Reply with one number: the count of lines in the data that hold the string "text".

-- START OF RECORDS PROVIDED --

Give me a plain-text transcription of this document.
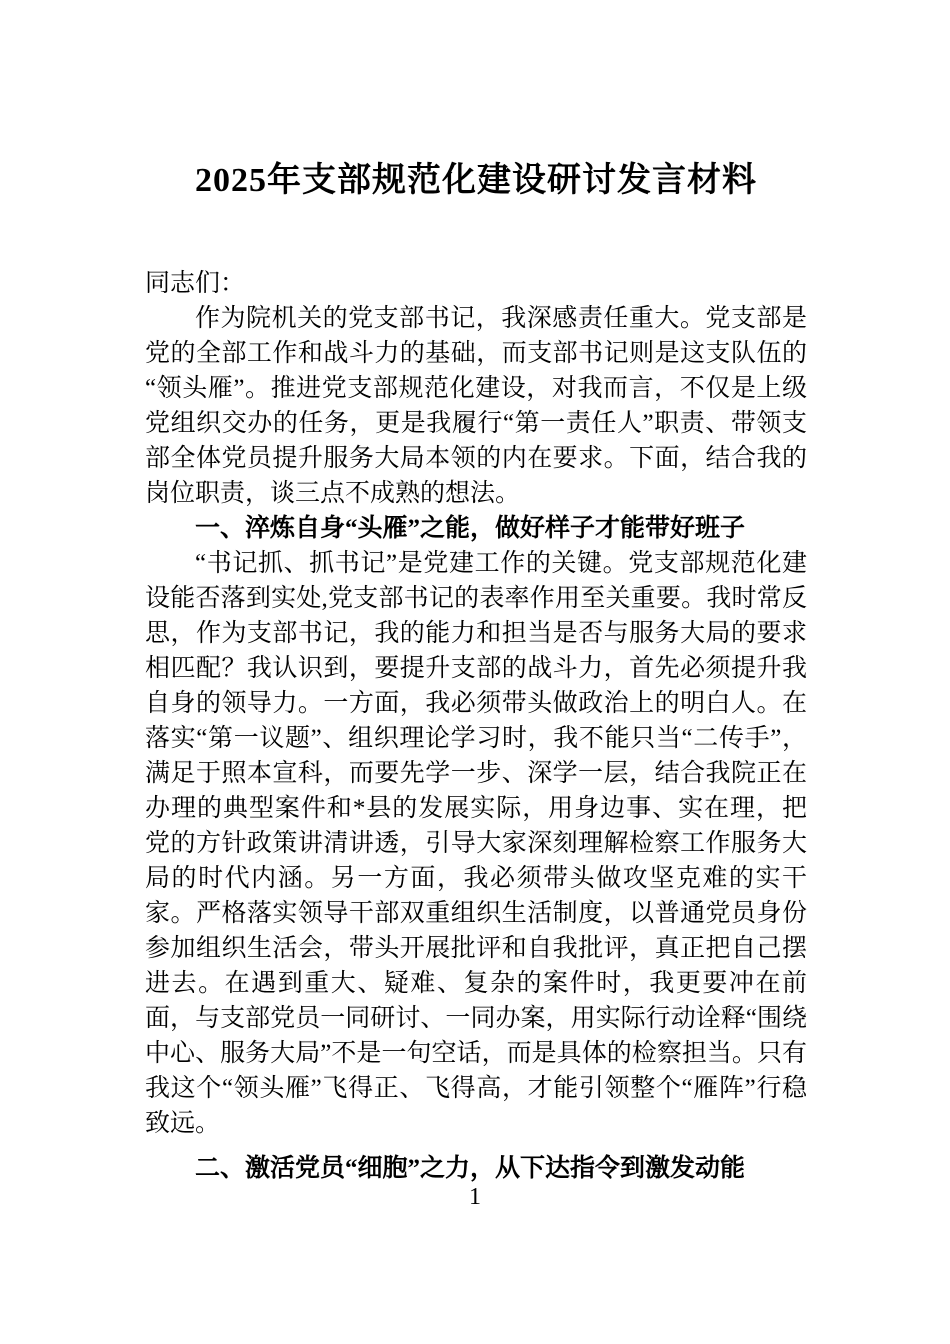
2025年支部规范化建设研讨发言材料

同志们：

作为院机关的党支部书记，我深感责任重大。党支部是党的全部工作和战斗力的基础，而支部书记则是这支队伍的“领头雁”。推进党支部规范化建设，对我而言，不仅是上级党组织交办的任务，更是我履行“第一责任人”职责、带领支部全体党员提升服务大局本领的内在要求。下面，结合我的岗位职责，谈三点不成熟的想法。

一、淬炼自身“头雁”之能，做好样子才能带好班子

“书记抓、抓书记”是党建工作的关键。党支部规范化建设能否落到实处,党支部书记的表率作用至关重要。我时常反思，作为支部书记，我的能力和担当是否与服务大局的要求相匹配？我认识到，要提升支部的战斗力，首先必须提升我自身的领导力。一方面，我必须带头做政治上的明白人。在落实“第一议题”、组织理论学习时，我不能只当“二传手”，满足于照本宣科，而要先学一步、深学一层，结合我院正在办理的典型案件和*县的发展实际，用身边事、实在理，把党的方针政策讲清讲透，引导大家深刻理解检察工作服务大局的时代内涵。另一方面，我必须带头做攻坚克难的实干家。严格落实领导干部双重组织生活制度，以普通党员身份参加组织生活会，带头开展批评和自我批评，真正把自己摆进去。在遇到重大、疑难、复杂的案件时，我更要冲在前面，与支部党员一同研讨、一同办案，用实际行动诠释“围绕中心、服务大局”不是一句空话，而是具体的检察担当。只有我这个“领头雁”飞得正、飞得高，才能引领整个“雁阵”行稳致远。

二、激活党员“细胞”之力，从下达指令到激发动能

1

-- END OF RECORDS PROVIDED --
-- START OF RECORDS PROVIDED --

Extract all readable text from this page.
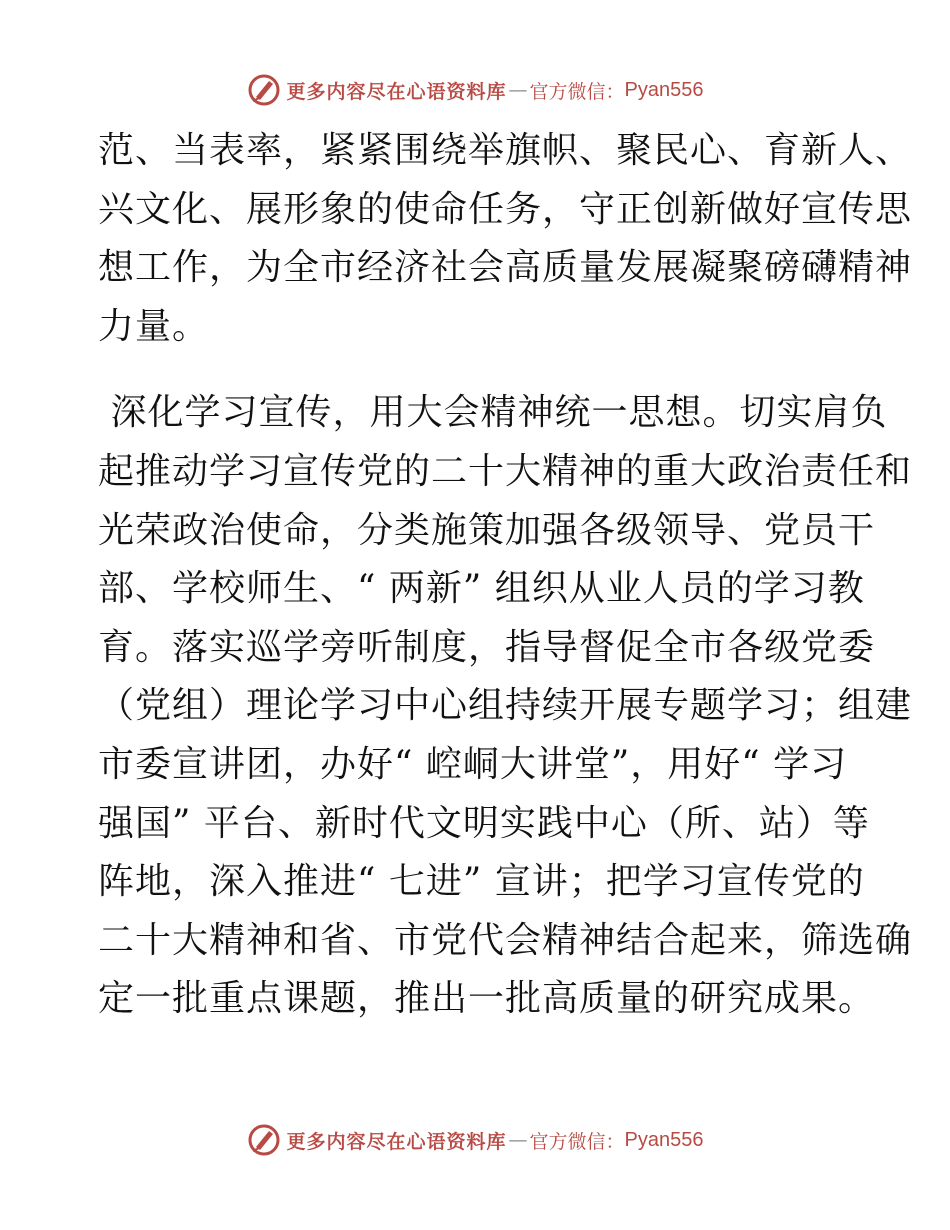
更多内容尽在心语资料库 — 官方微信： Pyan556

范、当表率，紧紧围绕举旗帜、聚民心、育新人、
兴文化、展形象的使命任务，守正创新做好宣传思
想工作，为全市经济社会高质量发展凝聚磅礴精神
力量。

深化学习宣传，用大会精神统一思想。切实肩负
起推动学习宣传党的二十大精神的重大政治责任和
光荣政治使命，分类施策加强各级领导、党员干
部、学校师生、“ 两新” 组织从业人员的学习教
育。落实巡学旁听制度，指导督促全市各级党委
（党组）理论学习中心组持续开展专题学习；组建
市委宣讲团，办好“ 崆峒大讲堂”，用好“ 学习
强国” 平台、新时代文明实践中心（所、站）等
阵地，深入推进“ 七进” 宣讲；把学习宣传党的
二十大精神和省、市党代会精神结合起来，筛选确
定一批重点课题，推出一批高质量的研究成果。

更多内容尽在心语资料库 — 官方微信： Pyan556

-- END OF RECORDS PROVIDED --

SOLVED PROBLEM:
2